• **TASK DESCRIPTION**
Give every line from the start of the records through the line containing "item-cell: REVERSE [14,82,369,176]" as a JSON list of strings, one string per line, omitting blank lines.
──────── MATERIAL FOR THIS EXERCISE
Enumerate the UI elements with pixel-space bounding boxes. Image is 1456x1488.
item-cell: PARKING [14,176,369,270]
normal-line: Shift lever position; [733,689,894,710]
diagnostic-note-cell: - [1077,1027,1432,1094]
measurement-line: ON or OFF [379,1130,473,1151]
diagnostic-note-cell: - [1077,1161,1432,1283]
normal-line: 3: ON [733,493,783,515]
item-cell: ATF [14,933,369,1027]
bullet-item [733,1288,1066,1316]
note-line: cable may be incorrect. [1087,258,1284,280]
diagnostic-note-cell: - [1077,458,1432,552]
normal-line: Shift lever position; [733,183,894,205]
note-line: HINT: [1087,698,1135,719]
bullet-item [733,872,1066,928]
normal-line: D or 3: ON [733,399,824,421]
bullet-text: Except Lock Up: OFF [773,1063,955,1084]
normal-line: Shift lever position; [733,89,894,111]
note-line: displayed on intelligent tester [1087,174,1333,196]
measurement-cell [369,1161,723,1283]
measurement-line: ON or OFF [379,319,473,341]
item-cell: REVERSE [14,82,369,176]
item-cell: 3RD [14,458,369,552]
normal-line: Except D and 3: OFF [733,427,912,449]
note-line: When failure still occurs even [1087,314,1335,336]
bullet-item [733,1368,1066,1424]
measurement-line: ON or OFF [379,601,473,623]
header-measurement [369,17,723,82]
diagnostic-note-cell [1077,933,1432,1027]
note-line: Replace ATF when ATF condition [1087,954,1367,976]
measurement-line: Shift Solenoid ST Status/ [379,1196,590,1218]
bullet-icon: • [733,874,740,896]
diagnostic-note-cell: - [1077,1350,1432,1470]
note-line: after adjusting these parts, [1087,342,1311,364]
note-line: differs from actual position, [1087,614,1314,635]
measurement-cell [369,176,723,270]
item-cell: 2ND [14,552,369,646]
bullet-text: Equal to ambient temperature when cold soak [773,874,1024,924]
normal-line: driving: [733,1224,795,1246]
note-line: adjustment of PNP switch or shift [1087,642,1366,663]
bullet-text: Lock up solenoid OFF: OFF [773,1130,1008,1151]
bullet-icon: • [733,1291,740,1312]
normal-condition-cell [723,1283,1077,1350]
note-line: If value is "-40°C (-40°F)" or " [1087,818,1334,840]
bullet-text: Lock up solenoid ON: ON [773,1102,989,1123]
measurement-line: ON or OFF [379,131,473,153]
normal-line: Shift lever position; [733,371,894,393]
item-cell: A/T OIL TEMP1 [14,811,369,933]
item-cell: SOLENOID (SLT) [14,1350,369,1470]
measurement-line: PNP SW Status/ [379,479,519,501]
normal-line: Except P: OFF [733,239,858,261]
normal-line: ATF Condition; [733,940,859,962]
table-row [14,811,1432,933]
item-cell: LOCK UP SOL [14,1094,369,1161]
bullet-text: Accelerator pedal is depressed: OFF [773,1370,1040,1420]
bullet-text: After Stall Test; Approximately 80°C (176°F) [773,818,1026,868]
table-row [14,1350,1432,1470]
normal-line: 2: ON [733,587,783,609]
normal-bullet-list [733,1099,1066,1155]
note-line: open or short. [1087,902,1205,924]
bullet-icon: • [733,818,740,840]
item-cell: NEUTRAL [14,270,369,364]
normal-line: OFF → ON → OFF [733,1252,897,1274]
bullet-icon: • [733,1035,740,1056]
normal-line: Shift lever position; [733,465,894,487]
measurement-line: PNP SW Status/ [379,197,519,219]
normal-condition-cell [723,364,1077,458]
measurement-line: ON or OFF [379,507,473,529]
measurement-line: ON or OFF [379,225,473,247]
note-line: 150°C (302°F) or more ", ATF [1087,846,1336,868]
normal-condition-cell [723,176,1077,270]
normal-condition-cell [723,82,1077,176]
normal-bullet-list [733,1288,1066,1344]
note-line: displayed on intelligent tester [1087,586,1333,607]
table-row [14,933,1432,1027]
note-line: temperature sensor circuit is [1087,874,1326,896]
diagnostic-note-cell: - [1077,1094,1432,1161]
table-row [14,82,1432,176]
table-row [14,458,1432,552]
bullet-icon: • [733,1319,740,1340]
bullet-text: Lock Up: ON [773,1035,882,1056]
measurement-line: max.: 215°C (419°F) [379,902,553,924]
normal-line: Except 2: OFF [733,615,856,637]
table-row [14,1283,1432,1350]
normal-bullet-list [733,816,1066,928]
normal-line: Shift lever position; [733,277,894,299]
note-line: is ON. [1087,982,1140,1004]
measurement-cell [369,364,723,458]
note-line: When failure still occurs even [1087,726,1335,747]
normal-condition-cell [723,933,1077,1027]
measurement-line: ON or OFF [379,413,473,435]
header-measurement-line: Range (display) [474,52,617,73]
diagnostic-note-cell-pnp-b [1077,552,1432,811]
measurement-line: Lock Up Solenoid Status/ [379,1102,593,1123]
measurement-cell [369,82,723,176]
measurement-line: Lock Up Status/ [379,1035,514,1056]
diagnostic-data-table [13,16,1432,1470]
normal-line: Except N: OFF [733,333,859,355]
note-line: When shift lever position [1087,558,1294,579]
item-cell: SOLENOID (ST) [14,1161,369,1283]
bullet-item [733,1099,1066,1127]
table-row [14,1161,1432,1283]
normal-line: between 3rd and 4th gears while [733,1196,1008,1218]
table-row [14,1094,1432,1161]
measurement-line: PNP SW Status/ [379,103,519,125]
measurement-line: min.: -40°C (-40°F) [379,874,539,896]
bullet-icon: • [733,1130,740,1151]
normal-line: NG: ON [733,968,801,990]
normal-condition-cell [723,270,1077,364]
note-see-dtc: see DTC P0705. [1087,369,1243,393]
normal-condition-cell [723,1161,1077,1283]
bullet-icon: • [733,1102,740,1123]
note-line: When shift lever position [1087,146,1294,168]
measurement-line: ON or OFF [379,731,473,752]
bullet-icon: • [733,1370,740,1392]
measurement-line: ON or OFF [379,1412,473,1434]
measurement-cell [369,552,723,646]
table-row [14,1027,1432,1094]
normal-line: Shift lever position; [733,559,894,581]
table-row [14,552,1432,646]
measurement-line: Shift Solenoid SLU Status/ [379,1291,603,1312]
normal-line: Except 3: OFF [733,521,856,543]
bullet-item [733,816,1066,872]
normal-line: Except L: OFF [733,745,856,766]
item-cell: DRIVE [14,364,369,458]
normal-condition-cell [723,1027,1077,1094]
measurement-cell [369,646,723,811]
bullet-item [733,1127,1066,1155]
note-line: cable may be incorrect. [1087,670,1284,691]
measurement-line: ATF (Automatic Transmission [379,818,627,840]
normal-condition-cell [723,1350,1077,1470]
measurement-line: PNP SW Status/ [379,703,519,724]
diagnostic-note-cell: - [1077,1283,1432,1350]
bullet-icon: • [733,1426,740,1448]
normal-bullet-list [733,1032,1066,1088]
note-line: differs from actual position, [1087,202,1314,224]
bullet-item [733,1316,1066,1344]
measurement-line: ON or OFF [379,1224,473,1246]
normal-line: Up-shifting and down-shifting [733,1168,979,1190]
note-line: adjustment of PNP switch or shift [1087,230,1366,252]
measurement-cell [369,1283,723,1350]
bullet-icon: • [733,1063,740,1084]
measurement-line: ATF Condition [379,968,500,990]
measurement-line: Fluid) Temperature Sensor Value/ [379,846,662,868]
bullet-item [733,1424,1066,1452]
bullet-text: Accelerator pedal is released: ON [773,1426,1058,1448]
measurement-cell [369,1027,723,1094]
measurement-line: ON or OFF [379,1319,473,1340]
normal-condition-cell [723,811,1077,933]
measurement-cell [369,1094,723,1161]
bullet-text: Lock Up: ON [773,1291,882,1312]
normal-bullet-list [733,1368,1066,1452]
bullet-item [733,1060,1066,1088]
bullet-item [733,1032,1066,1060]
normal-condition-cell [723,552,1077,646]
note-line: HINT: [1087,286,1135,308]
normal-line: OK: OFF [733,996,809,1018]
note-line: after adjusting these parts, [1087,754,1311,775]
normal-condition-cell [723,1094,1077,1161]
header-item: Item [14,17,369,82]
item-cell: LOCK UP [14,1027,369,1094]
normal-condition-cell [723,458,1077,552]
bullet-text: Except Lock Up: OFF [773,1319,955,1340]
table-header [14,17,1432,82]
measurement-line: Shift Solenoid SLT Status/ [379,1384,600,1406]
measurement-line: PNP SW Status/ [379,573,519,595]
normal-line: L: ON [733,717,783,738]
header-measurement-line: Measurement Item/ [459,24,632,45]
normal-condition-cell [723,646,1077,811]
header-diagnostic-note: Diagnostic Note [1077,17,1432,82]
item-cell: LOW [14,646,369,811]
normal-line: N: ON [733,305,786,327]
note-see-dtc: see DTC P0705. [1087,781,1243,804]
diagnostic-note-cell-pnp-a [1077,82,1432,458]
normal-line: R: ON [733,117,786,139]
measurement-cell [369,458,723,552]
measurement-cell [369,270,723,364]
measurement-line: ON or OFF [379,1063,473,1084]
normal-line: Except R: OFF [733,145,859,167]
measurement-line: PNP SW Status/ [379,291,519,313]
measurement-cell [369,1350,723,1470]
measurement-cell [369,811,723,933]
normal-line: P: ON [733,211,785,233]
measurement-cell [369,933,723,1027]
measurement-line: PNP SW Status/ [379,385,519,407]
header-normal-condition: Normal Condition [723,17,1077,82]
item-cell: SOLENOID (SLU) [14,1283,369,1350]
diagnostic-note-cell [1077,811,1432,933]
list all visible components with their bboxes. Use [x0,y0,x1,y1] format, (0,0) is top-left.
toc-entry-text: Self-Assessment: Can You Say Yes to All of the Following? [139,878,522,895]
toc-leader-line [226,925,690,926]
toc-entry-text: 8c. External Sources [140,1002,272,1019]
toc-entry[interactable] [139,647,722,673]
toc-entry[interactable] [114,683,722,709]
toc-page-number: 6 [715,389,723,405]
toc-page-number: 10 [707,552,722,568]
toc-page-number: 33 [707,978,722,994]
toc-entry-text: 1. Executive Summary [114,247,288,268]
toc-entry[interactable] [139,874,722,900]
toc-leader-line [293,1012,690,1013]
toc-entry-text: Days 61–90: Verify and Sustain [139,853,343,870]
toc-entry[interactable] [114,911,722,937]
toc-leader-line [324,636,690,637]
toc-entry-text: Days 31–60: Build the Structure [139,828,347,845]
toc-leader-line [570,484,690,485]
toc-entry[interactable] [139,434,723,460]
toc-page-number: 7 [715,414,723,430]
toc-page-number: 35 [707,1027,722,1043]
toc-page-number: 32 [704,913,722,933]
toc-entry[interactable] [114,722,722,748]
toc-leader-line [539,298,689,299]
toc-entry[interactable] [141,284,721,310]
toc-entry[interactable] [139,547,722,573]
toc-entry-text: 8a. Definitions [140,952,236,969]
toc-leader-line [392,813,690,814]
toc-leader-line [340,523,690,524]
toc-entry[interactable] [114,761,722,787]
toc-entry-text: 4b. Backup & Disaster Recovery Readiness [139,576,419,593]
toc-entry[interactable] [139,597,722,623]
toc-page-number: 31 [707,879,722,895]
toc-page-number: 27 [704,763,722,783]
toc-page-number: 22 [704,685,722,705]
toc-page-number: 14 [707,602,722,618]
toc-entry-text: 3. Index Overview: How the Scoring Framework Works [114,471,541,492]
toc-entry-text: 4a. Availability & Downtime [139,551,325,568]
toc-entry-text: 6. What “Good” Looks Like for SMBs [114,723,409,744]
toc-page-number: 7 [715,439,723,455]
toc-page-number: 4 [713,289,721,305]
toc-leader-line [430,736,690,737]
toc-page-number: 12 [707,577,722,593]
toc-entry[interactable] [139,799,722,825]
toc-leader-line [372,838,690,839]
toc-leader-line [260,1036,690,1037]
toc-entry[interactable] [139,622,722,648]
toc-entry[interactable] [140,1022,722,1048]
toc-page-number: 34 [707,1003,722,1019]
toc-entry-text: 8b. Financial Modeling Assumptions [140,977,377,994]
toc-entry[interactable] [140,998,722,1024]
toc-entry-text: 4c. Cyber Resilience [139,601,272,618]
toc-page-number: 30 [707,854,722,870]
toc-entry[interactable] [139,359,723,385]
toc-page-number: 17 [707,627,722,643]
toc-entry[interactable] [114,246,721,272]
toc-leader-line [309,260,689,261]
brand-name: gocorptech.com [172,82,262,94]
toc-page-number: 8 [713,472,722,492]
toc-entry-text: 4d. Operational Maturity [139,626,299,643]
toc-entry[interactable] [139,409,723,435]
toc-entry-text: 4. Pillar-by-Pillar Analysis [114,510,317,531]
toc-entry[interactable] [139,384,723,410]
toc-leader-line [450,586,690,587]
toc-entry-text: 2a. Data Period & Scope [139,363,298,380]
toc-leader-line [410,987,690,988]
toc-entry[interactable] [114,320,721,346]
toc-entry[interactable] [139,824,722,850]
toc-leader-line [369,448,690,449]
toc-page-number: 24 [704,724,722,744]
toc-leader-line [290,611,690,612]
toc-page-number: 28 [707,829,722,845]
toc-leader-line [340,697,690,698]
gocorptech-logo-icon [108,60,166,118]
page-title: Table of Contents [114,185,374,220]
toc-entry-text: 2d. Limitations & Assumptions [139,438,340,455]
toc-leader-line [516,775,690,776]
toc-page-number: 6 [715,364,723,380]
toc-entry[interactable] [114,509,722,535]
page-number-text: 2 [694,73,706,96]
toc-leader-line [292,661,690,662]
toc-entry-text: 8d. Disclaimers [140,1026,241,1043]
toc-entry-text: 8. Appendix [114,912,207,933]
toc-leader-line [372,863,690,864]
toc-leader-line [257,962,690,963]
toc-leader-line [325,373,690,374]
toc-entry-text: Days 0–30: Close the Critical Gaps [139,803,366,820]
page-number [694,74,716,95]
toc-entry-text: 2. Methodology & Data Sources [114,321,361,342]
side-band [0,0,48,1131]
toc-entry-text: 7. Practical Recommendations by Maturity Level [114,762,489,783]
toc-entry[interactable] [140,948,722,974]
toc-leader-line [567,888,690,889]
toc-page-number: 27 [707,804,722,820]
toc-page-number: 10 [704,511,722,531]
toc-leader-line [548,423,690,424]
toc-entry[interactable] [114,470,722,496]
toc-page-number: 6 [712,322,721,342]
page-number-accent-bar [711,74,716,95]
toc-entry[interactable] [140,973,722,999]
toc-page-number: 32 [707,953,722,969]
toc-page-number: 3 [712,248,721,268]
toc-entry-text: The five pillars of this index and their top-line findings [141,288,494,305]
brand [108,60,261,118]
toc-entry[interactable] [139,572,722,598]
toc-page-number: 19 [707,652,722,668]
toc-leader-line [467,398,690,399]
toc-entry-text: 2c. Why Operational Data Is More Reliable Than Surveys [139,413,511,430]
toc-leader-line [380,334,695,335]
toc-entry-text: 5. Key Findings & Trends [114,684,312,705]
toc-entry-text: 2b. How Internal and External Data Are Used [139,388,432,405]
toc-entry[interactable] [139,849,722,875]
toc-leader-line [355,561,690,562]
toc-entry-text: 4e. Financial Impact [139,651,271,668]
────────────────
• **EXERCISE OUTPUT**
[
  "Enumerate the UI elements with pixel-space bounding boxes. Image is 1456x1488.",
  "item-cell: PARKING [14,176,369,270]",
  "normal-line: Shift lever position; [733,689,894,710]",
  "diagnostic-note-cell: - [1077,1027,1432,1094]",
  "measurement-line: ON or OFF [379,1130,473,1151]",
  "diagnostic-note-cell: - [1077,1161,1432,1283]",
  "normal-line: 3: ON [733,493,783,515]",
  "item-cell: ATF [14,933,369,1027]",
  "bullet-item [733,1288,1066,1316]",
  "note-line: cable may be incorrect. [1087,258,1284,280]",
  "diagnostic-note-cell: - [1077,458,1432,552]",
  "normal-line: Shift lever position; [733,183,894,205]",
  "note-line: HINT: [1087,698,1135,719]",
  "bullet-item [733,872,1066,928]",
  "normal-line: D or 3: ON [733,399,824,421]",
  "bullet-text: Except Lock Up: OFF [773,1063,955,1084]",
  "normal-line: Shift lever position; [733,89,894,111]",
  "note-line: displayed on intelligent tester [1087,174,1333,196]",
  "measurement-cell [369,1161,723,1283]",
  "measurement-line: ON or OFF [379,319,473,341]",
  "item-cell: REVERSE [14,82,369,176]"
]